*PROVIDED RECORDS:*
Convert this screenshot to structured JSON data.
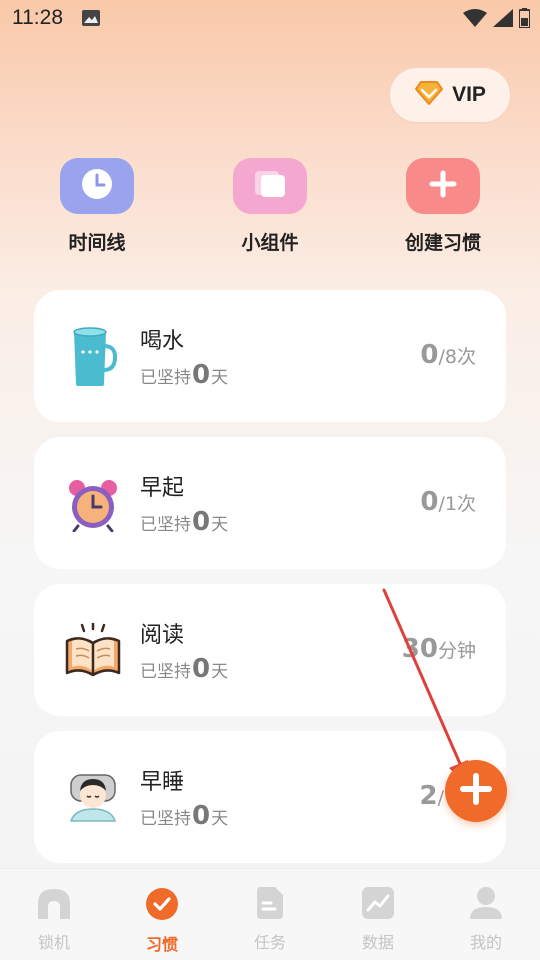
{
  "status_bar": {
    "time": "11:28",
    "icons": [
      "image-icon",
      "wifi-icon",
      "signal-icon",
      "battery-icon"
    ]
  },
  "vip": {
    "label": "VIP",
    "icon": "diamond-icon",
    "color": "#f39a2b"
  },
  "quick_actions": [
    {
      "label": "时间线",
      "icon": "clock-icon",
      "color": "#9aa4ee"
    },
    {
      "label": "小组件",
      "icon": "widget-icon",
      "color": "#f5a8cf"
    },
    {
      "label": "创建习惯",
      "icon": "plus-icon",
      "color": "#f98a8a"
    }
  ],
  "habits": [
    {
      "name": "喝水",
      "icon": "cup-icon",
      "streak_prefix": "已坚持",
      "streak_days": "0",
      "streak_suffix": "天",
      "progress_value": "0",
      "progress_unit": "/8次"
    },
    {
      "name": "早起",
      "icon": "alarm-clock-icon",
      "streak_prefix": "已坚持",
      "streak_days": "0",
      "streak_suffix": "天",
      "progress_value": "0",
      "progress_unit": "/1次"
    },
    {
      "name": "阅读",
      "icon": "book-icon",
      "streak_prefix": "已坚持",
      "streak_days": "0",
      "streak_suffix": "天",
      "progress_value": "30",
      "progress_unit": "分钟"
    },
    {
      "name": "早睡",
      "icon": "sleeper-icon",
      "streak_prefix": "已坚持",
      "streak_days": "0",
      "streak_suffix": "天",
      "progress_value": "2",
      "progress_unit": "/"
    }
  ],
  "fab": {
    "icon": "plus-icon",
    "color": "#f06a2a"
  },
  "bottom_nav": [
    {
      "label": "锁机",
      "icon": "lock-arch-icon",
      "active": false
    },
    {
      "label": "习惯",
      "icon": "check-circle-icon",
      "active": true
    },
    {
      "label": "任务",
      "icon": "task-doc-icon",
      "active": false
    },
    {
      "label": "数据",
      "icon": "chart-icon",
      "active": false
    },
    {
      "label": "我的",
      "icon": "user-icon",
      "active": false
    }
  ],
  "colors": {
    "accent": "#f06a2a",
    "annotation_arrow": "#e0403a"
  }
}
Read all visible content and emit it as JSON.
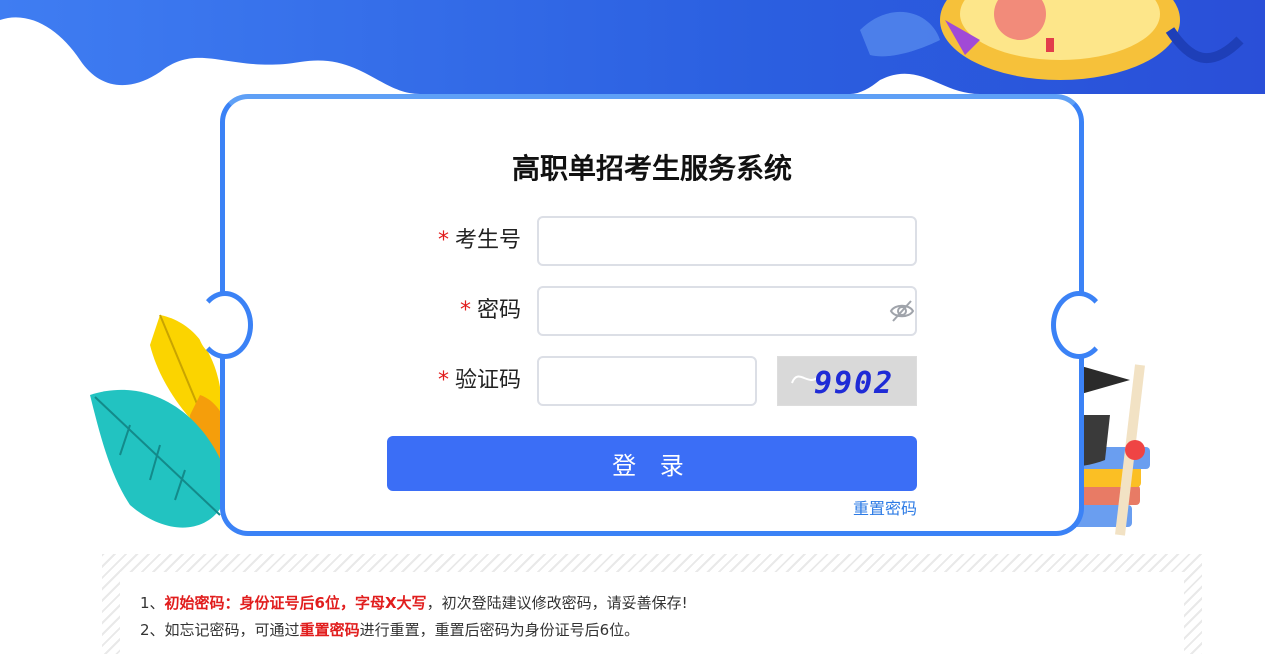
{
  "page": {
    "title": "高职单招考生服务系统"
  },
  "form": {
    "exam_no": {
      "label": "考生号",
      "required_mark": "*",
      "value": "",
      "placeholder": ""
    },
    "password": {
      "label": "密码",
      "required_mark": "*",
      "value": "",
      "placeholder": "",
      "icon": "eye-off-icon"
    },
    "captcha": {
      "label": "验证码",
      "required_mark": "*",
      "value": "",
      "placeholder": "",
      "image_text": "9902"
    },
    "login_label": "登 录",
    "reset_link": "重置密码"
  },
  "notices": [
    {
      "num": "1、",
      "highlight": "初始密码：身份证号后6位，字母X大写",
      "rest": "，初次登陆建议修改密码，请妥善保存!"
    },
    {
      "num": "2、",
      "pre": "如忘记密码，可通过",
      "highlight": "重置密码",
      "rest": "进行重置，重置后密码为身份证号后6位。"
    }
  ],
  "colors": {
    "primary": "#3b6ef6",
    "card_border": "#3b82f6",
    "required": "#e11d1d",
    "link": "#2d7be5"
  }
}
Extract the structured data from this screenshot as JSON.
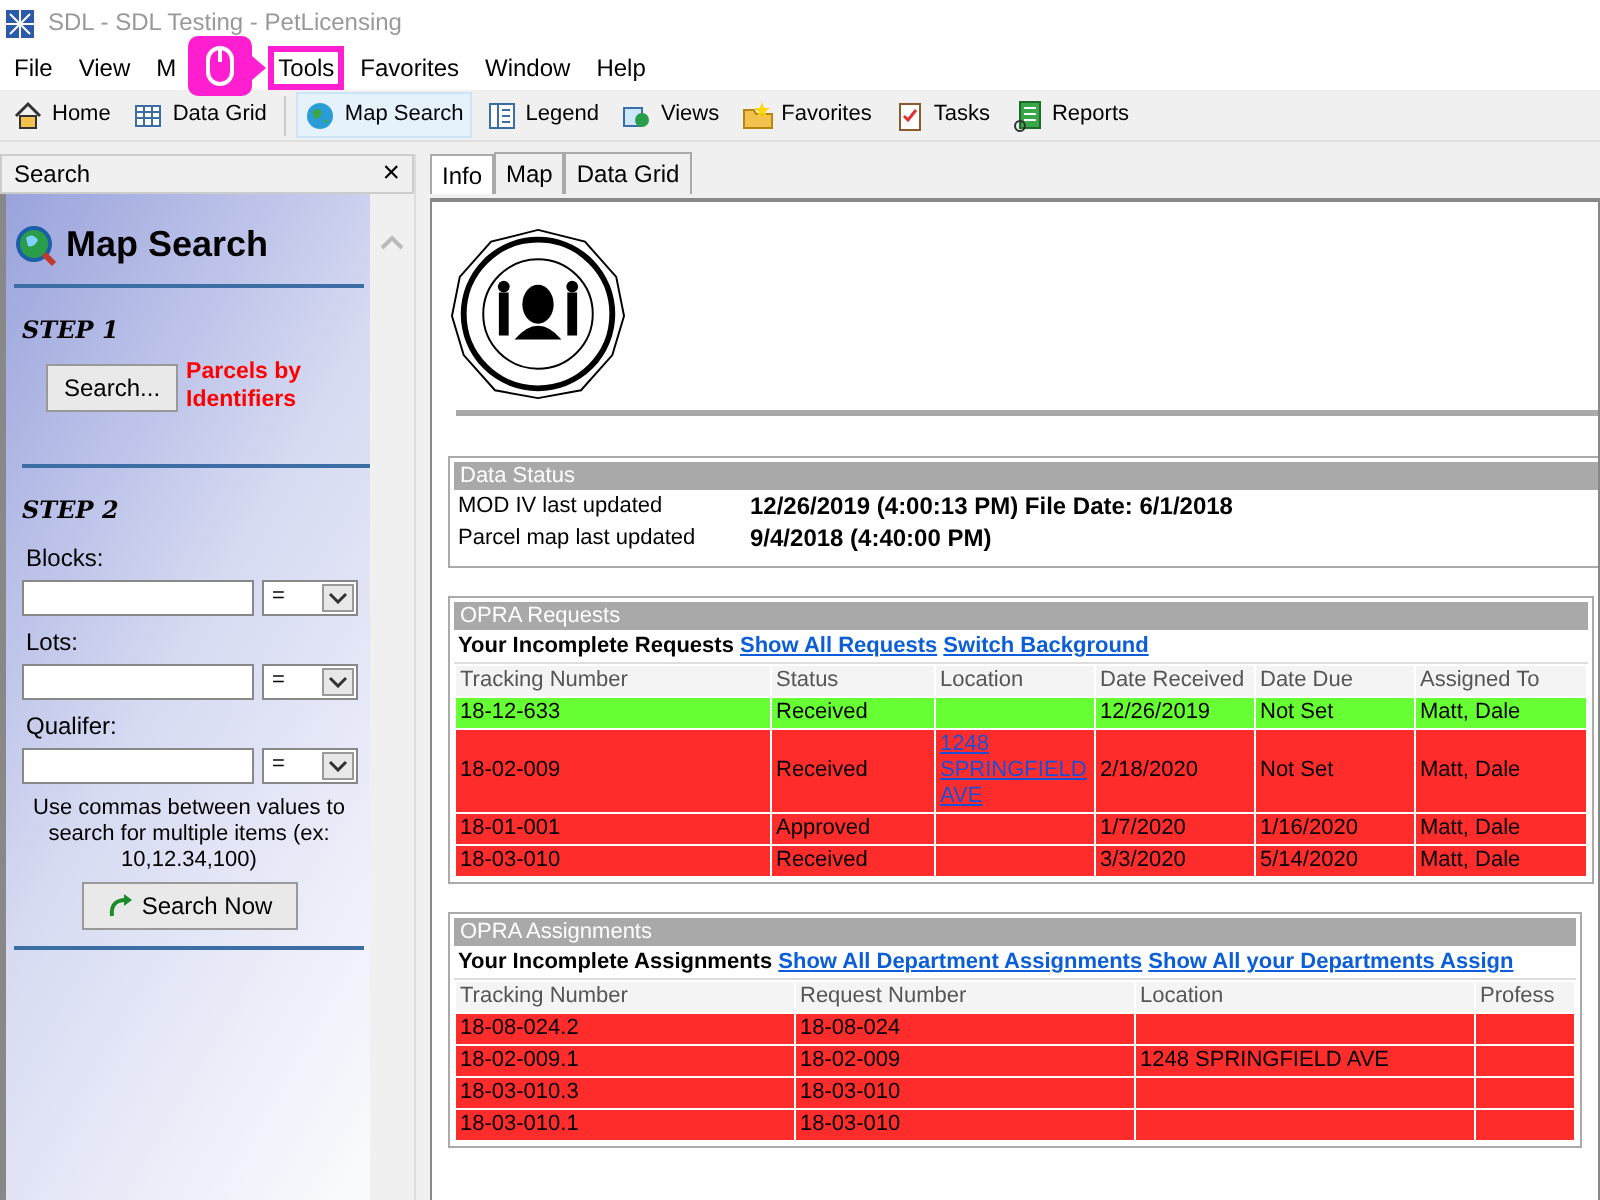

*WHAT YOU WILL DO:* Take the records above and transcribe them exactly, dropping every picture.

*FINAL ANSWER:*
Convert this screenshot to structured JSON data.
{
  "status_bar": {
    "time": "11:28",
    "icons": [
      "image-icon",
      "wifi-icon",
      "signal-icon",
      "battery-icon"
    ]
  },
  "vip": {
    "label": "VIP",
    "icon": "diamond-icon",
    "color": "#f39a2b"
  },
  "quick_actions": [
    {
      "label": "时间线",
      "icon": "clock-icon",
      "color": "#9aa4ee"
    },
    {
      "label": "小组件",
      "icon": "widget-icon",
      "color": "#f5a8cf"
    },
    {
      "label": "创建习惯",
      "icon": "plus-icon",
      "color": "#f98a8a"
    }
  ],
  "habits": [
    {
      "name": "喝水",
      "icon": "cup-icon",
      "streak_prefix": "已坚持",
      "streak_days": "0",
      "streak_suffix": "天",
      "progress_value": "0",
      "progress_unit": "/8次"
    },
    {
      "name": "早起",
      "icon": "alarm-clock-icon",
      "streak_prefix": "已坚持",
      "streak_days": "0",
      "streak_suffix": "天",
      "progress_value": "0",
      "progress_unit": "/1次"
    },
    {
      "name": "阅读",
      "icon": "book-icon",
      "streak_prefix": "已坚持",
      "streak_days": "0",
      "streak_suffix": "天",
      "progress_value": "30",
      "progress_unit": "分钟"
    },
    {
      "name": "早睡",
      "icon": "sleeper-icon",
      "streak_prefix": "已坚持",
      "streak_days": "0",
      "streak_suffix": "天",
      "progress_value": "2",
      "progress_unit": "/"
    }
  ],
  "fab": {
    "icon": "plus-icon",
    "color": "#f06a2a"
  },
  "bottom_nav": [
    {
      "label": "锁机",
      "icon": "lock-arch-icon",
      "active": false
    },
    {
      "label": "习惯",
      "icon": "check-circle-icon",
      "active": true
    },
    {
      "label": "任务",
      "icon": "task-doc-icon",
      "active": false
    },
    {
      "label": "数据",
      "icon": "chart-icon",
      "active": false
    },
    {
      "label": "我的",
      "icon": "user-icon",
      "active": false
    }
  ],
  "colors": {
    "accent": "#f06a2a",
    "annotation_arrow": "#e0403a"
  }
}
Read all visible content and emit it as JSON.
{
  "page": {
    "title": "高职单招考生服务系统"
  },
  "form": {
    "exam_no": {
      "label": "考生号",
      "required_mark": "*",
      "value": "",
      "placeholder": ""
    },
    "password": {
      "label": "密码",
      "required_mark": "*",
      "value": "",
      "placeholder": "",
      "icon": "eye-off-icon"
    },
    "captcha": {
      "label": "验证码",
      "required_mark": "*",
      "value": "",
      "placeholder": "",
      "image_text": "9902"
    },
    "login_label": "登 录",
    "reset_link": "重置密码"
  },
  "notices": [
    {
      "num": "1、",
      "highlight": "初始密码：身份证号后6位，字母X大写",
      "rest": "，初次登陆建议修改密码，请妥善保存!"
    },
    {
      "num": "2、",
      "pre": "如忘记密码，可通过",
      "highlight": "重置密码",
      "rest": "进行重置，重置后密码为身份证号后6位。"
    }
  ],
  "colors": {
    "primary": "#3b6ef6",
    "card_border": "#3b82f6",
    "required": "#e11d1d",
    "link": "#2d7be5"
  }
}
Extract the structured data from this screenshot as JSON.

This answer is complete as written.